▸ **Exercise**:
Every entry that follows should be reproduced exactly.

[Extracted data entries]
:::::
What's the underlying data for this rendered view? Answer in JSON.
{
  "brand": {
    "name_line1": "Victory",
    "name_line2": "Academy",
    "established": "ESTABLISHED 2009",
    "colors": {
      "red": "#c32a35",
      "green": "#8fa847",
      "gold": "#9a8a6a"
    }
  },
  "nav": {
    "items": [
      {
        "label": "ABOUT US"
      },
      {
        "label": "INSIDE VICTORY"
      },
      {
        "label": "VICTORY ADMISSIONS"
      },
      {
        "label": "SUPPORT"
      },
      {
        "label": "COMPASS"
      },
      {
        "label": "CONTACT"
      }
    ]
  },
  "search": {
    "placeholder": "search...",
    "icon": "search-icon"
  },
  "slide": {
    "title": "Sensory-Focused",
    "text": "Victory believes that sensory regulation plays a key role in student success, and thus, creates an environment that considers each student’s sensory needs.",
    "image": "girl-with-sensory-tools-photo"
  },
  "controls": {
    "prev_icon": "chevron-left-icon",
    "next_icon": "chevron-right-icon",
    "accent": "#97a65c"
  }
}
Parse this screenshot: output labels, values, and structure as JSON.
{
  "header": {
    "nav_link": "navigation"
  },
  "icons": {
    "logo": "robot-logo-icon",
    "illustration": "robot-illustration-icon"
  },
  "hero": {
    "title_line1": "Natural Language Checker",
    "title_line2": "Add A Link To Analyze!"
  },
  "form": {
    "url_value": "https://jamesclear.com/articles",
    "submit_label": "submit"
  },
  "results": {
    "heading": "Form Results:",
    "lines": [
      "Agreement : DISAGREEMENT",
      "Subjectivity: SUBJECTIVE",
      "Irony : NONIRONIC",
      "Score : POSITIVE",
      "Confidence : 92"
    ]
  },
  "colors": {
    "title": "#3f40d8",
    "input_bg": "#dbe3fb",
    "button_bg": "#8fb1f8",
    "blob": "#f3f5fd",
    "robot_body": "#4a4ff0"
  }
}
:::::
▸ **Correct response**:
What's the underlying data for this rendered view? Answer in JSON.
{
  "brand": {
    "name_line1": "Victory",
    "name_line2": "Academy",
    "established": "ESTABLISHED 2009",
    "colors": {
      "red": "#c32a35",
      "green": "#8fa847",
      "gold": "#9a8a6a"
    }
  },
  "nav": {
    "items": [
      {
        "label": "ABOUT US"
      },
      {
        "label": "INSIDE VICTORY"
      },
      {
        "label": "VICTORY ADMISSIONS"
      },
      {
        "label": "SUPPORT"
      },
      {
        "label": "COMPASS"
      },
      {
        "label": "CONTACT"
      }
    ]
  },
  "search": {
    "placeholder": "search...",
    "icon": "search-icon"
  },
  "slide": {
    "title": "Sensory-Focused",
    "text": "Victory believes that sensory regulation plays a key role in student success, and thus, creates an environment that considers each student’s sensory needs.",
    "image": "girl-with-sensory-tools-photo"
  },
  "controls": {
    "prev_icon": "chevron-left-icon",
    "next_icon": "chevron-right-icon",
    "accent": "#97a65c"
  }
}
Parse this screenshot: output labels, values, and structure as JSON.
{
  "header": {
    "nav_link": "navigation"
  },
  "icons": {
    "logo": "robot-logo-icon",
    "illustration": "robot-illustration-icon"
  },
  "hero": {
    "title_line1": "Natural Language Checker",
    "title_line2": "Add A Link To Analyze!"
  },
  "form": {
    "url_value": "https://jamesclear.com/articles",
    "submit_label": "submit"
  },
  "results": {
    "heading": "Form Results:",
    "lines": [
      "Agreement : DISAGREEMENT",
      "Subjectivity: SUBJECTIVE",
      "Irony : NONIRONIC",
      "Score : POSITIVE",
      "Confidence : 92"
    ]
  },
  "colors": {
    "title": "#3f40d8",
    "input_bg": "#dbe3fb",
    "button_bg": "#8fb1f8",
    "blob": "#f3f5fd",
    "robot_body": "#4a4ff0"
  }
}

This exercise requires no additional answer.